'''

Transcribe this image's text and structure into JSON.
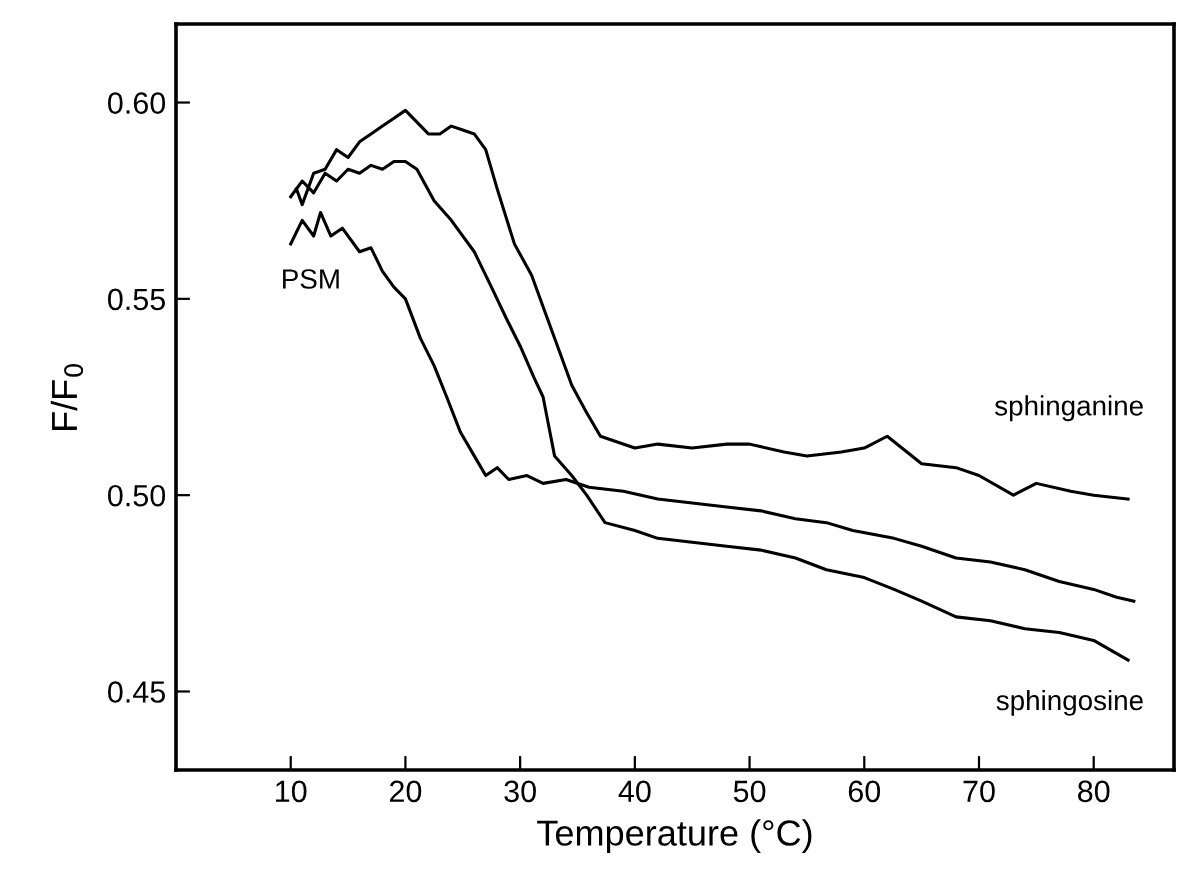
{
  "chart_data": {
    "type": "line",
    "xlabel": "Temperature (°C)",
    "ylabel": "F/F$_{0}$",
    "xlim": [
      0,
      87
    ],
    "ylim": [
      0.43,
      0.62
    ],
    "xticks": [
      10,
      20,
      30,
      40,
      50,
      60,
      70,
      80
    ],
    "yticks": [
      {
        "value": 0.45,
        "label": "0.45"
      },
      {
        "value": 0.5,
        "label": "0.50"
      },
      {
        "value": 0.55,
        "label": "0.55"
      },
      {
        "value": 0.6,
        "label": "0.60"
      }
    ],
    "grid": false,
    "marker": "none",
    "line_style": "solid",
    "series": [
      {
        "name": "PSM",
        "color": "#000000",
        "x": [
          10,
          11,
          12,
          12.6,
          13.5,
          14.5,
          16,
          17,
          18,
          19,
          20,
          21.3,
          22.5,
          23.6,
          24.8,
          26,
          27,
          28,
          29,
          30.6,
          32,
          34,
          36,
          39,
          42,
          45,
          48,
          51,
          54,
          56.7,
          59,
          62.6,
          65,
          68,
          71,
          74,
          77,
          80,
          82,
          83.5
        ],
        "values": [
          0.564,
          0.57,
          0.566,
          0.572,
          0.566,
          0.568,
          0.562,
          0.563,
          0.557,
          0.553,
          0.55,
          0.54,
          0.533,
          0.525,
          0.516,
          0.51,
          0.505,
          0.507,
          0.504,
          0.505,
          0.503,
          0.504,
          0.502,
          0.501,
          0.499,
          0.498,
          0.497,
          0.496,
          0.494,
          0.493,
          0.491,
          0.489,
          0.487,
          0.484,
          0.483,
          0.481,
          0.478,
          0.476,
          0.474,
          0.473
        ]
      },
      {
        "name": "sphingosine",
        "color": "#000000",
        "x": [
          10,
          11,
          12,
          13,
          14,
          15,
          16,
          17,
          18,
          19,
          20,
          21,
          22.5,
          24,
          26,
          27.5,
          28.8,
          30,
          31.2,
          32,
          33,
          34.5,
          35.8,
          37.4,
          40,
          42,
          45,
          48,
          51,
          54,
          56.7,
          60,
          62.6,
          65,
          68,
          71,
          74,
          77,
          80,
          83
        ],
        "values": [
          0.576,
          0.58,
          0.577,
          0.582,
          0.58,
          0.583,
          0.582,
          0.584,
          0.583,
          0.585,
          0.585,
          0.583,
          0.575,
          0.57,
          0.562,
          0.553,
          0.545,
          0.538,
          0.53,
          0.525,
          0.51,
          0.505,
          0.5,
          0.493,
          0.491,
          0.489,
          0.488,
          0.487,
          0.486,
          0.484,
          0.481,
          0.479,
          0.476,
          0.473,
          0.469,
          0.468,
          0.466,
          0.465,
          0.463,
          0.458
        ]
      },
      {
        "name": "sphinganine",
        "color": "#000000",
        "x": [
          10.5,
          11,
          12,
          13,
          14,
          15,
          16,
          17,
          18,
          19,
          20,
          21,
          22,
          23,
          24,
          25,
          26,
          27,
          28,
          29.5,
          31,
          32,
          33.5,
          34.5,
          35.8,
          37,
          40,
          42,
          45,
          48,
          50,
          53,
          55,
          58,
          60,
          62,
          65,
          68,
          70,
          73,
          75,
          78,
          80,
          83
        ],
        "values": [
          0.578,
          0.574,
          0.582,
          0.583,
          0.588,
          0.586,
          0.59,
          0.592,
          0.594,
          0.596,
          0.598,
          0.595,
          0.592,
          0.592,
          0.594,
          0.593,
          0.592,
          0.588,
          0.578,
          0.564,
          0.556,
          0.548,
          0.536,
          0.528,
          0.521,
          0.515,
          0.512,
          0.513,
          0.512,
          0.513,
          0.513,
          0.511,
          0.51,
          0.511,
          0.512,
          0.515,
          0.508,
          0.507,
          0.505,
          0.5,
          0.503,
          0.501,
          0.5,
          0.499
        ]
      }
    ]
  }
}
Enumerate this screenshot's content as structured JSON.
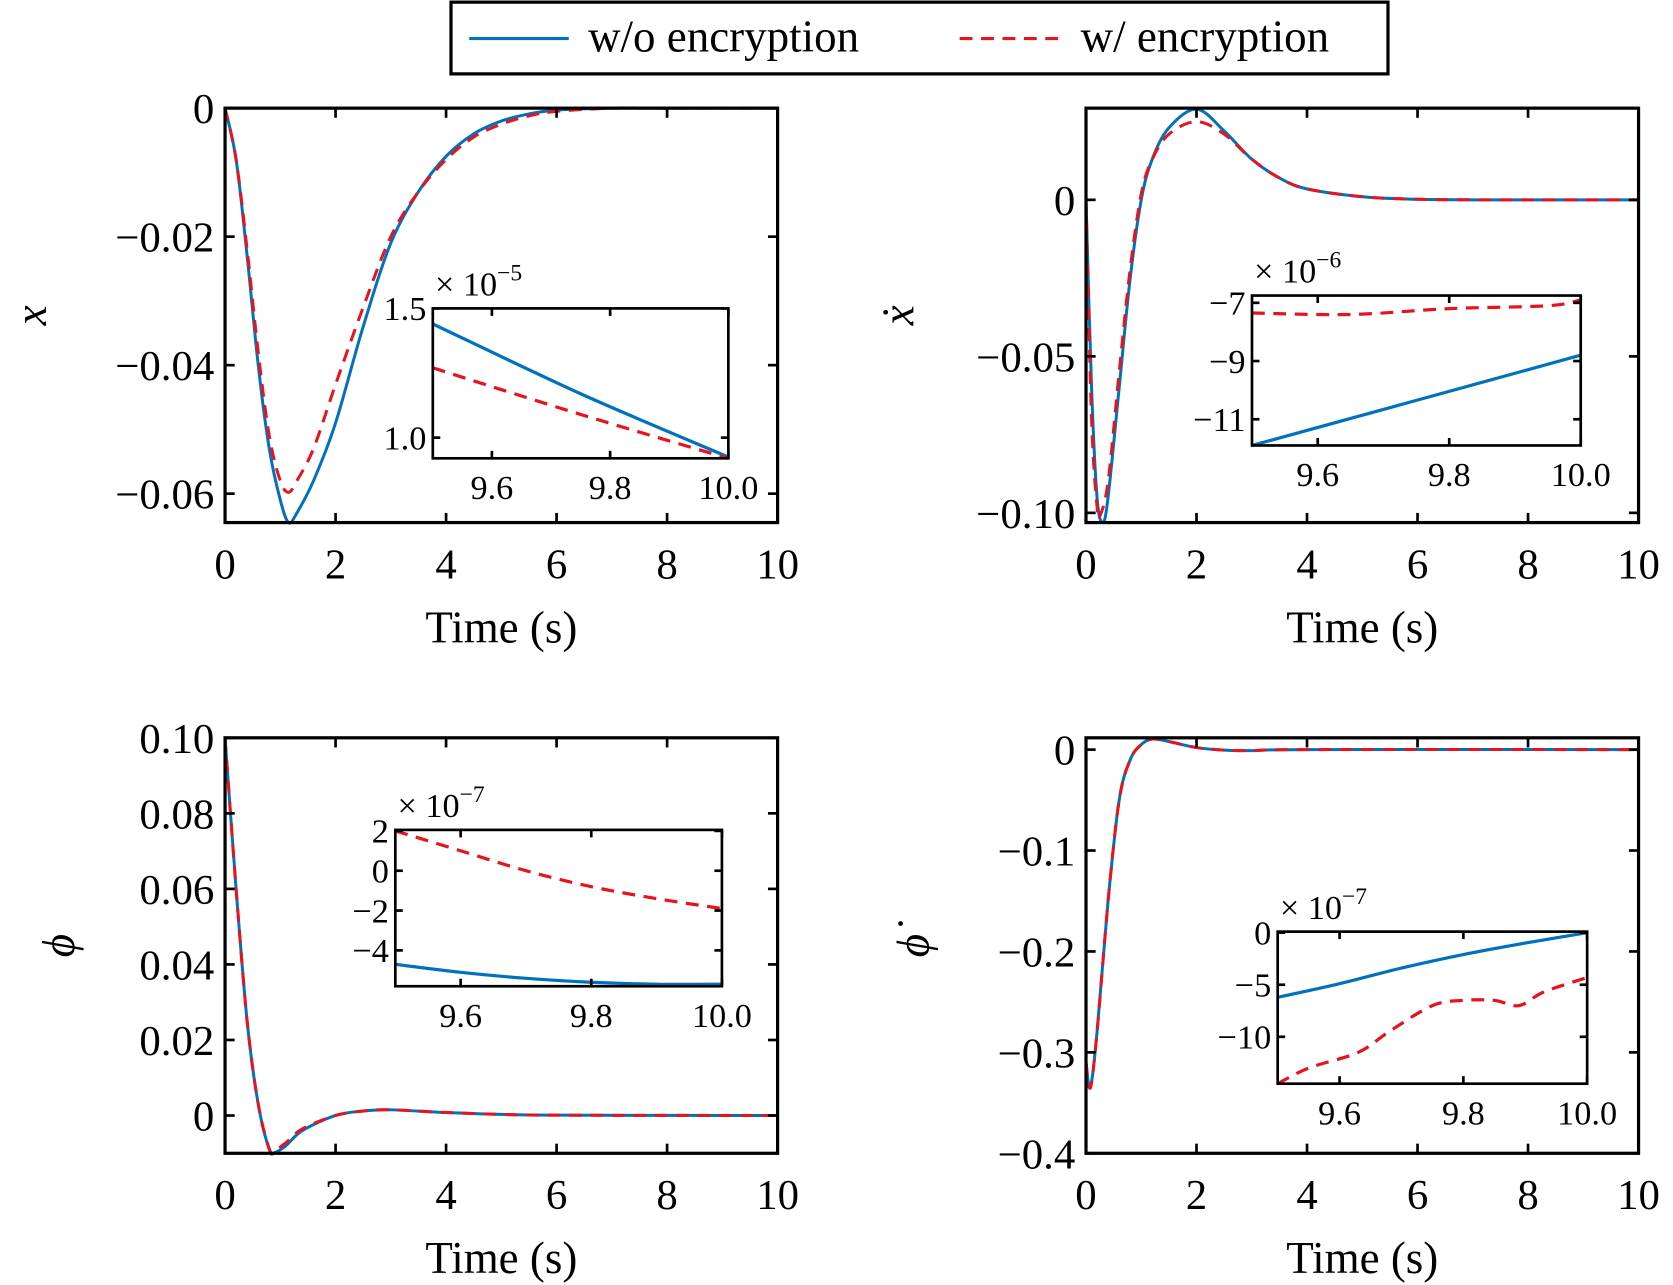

'''

* Exercise goal
The answer is a single number, the count of lines in the records that contain the string "name".

* Task result
3